__WHAT THE TASK REQUIRES__
Your task is to reproduce the entries below word for word.

__DATA SUPPLIED__
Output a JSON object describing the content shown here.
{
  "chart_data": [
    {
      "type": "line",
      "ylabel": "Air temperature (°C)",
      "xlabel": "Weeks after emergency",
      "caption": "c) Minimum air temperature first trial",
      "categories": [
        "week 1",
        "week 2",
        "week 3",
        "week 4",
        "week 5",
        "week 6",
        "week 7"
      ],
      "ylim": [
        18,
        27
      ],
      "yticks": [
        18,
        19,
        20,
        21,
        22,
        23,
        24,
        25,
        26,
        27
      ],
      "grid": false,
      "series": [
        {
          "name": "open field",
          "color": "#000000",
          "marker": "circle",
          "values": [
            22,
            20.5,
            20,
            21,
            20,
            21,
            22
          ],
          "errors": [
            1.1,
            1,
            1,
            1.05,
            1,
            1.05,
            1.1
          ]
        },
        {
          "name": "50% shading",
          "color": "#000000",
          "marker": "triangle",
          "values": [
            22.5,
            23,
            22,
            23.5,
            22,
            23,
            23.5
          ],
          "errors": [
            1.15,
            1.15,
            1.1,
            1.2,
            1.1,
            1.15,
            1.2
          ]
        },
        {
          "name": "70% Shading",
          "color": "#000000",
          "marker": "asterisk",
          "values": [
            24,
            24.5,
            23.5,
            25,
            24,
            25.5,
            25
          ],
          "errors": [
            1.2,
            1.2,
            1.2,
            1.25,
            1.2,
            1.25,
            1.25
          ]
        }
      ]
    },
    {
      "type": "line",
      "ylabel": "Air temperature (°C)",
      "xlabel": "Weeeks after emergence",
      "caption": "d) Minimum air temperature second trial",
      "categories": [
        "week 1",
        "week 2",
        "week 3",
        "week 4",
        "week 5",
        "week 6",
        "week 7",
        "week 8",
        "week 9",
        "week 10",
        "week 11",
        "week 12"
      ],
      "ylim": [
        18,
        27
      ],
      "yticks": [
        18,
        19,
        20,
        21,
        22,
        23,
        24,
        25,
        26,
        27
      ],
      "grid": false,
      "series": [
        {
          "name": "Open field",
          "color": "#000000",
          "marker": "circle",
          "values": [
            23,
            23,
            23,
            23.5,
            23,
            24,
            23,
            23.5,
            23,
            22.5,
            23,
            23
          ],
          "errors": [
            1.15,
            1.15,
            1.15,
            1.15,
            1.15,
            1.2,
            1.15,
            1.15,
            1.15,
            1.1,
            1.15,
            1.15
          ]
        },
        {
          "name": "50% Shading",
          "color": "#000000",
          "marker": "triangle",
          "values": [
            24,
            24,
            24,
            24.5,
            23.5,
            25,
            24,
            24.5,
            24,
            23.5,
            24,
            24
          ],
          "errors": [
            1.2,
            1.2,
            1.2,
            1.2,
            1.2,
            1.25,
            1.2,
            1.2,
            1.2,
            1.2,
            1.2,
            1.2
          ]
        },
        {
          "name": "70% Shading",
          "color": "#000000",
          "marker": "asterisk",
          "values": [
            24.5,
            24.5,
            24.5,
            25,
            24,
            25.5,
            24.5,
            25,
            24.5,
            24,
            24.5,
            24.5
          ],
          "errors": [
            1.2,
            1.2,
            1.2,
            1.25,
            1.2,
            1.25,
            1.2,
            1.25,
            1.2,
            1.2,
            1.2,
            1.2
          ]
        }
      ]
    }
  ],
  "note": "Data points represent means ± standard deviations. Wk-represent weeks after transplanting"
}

__EXERCISE RESPONSE__
Output a JSON object describing the content shown here.
{
  "chart_data": [
    {
      "type": "line",
      "ylabel": "Air temperature (°C)",
      "xlabel": "Weeks after emergency",
      "caption": "c) Minimum air temperature first trial",
      "categories": [
        "week 1",
        "week 2",
        "week 3",
        "week 4",
        "week 5",
        "week 6",
        "week 7"
      ],
      "ylim": [
        18,
        27
      ],
      "yticks": [
        18,
        19,
        20,
        21,
        22,
        23,
        24,
        25,
        26,
        27
      ],
      "grid": false,
      "series": [
        {
          "name": "open field",
          "color": "#000000",
          "marker": "circle",
          "values": [
            22,
            20.5,
            20,
            21,
            20,
            21,
            22
          ],
          "errors": [
            1.1,
            1,
            1,
            1.05,
            1,
            1.05,
            1.1
          ]
        },
        {
          "name": "50% shading",
          "color": "#000000",
          "marker": "triangle",
          "values": [
            22.5,
            23,
            22,
            23.5,
            22,
            23,
            23.5
          ],
          "errors": [
            1.15,
            1.15,
            1.1,
            1.2,
            1.1,
            1.15,
            1.2
          ]
        },
        {
          "name": "70% Shading",
          "color": "#000000",
          "marker": "asterisk",
          "values": [
            24,
            24.5,
            23.5,
            25,
            24,
            25.5,
            25
          ],
          "errors": [
            1.2,
            1.2,
            1.2,
            1.25,
            1.2,
            1.25,
            1.25
          ]
        }
      ]
    },
    {
      "type": "line",
      "ylabel": "Air temperature (°C)",
      "xlabel": "Weeeks after emergence",
      "caption": "d) Minimum air temperature second trial",
      "categories": [
        "week 1",
        "week 2",
        "week 3",
        "week 4",
        "week 5",
        "week 6",
        "week 7",
        "week 8",
        "week 9",
        "week 10",
        "week 11",
        "week 12"
      ],
      "ylim": [
        18,
        27
      ],
      "yticks": [
        18,
        19,
        20,
        21,
        22,
        23,
        24,
        25,
        26,
        27
      ],
      "grid": false,
      "series": [
        {
          "name": "Open field",
          "color": "#000000",
          "marker": "circle",
          "values": [
            23,
            23,
            23,
            23.5,
            23,
            24,
            23,
            23.5,
            23,
            22.5,
            23,
            23
          ],
          "errors": [
            1.15,
            1.15,
            1.15,
            1.15,
            1.15,
            1.2,
            1.15,
            1.15,
            1.15,
            1.1,
            1.15,
            1.15
          ]
        },
        {
          "name": "50% Shading",
          "color": "#000000",
          "marker": "triangle",
          "values": [
            24,
            24,
            24,
            24.5,
            23.5,
            25,
            24,
            24.5,
            24,
            23.5,
            24,
            24
          ],
          "errors": [
            1.2,
            1.2,
            1.2,
            1.2,
            1.2,
            1.25,
            1.2,
            1.2,
            1.2,
            1.2,
            1.2,
            1.2
          ]
        },
        {
          "name": "70% Shading",
          "color": "#000000",
          "marker": "asterisk",
          "values": [
            24.5,
            24.5,
            24.5,
            25,
            24,
            25.5,
            24.5,
            25,
            24.5,
            24,
            24.5,
            24.5
          ],
          "errors": [
            1.2,
            1.2,
            1.2,
            1.25,
            1.2,
            1.25,
            1.2,
            1.25,
            1.2,
            1.2,
            1.2,
            1.2
          ]
        }
      ]
    }
  ],
  "note": "Data points represent means ± standard deviations. Wk-represent weeks after transplanting"
}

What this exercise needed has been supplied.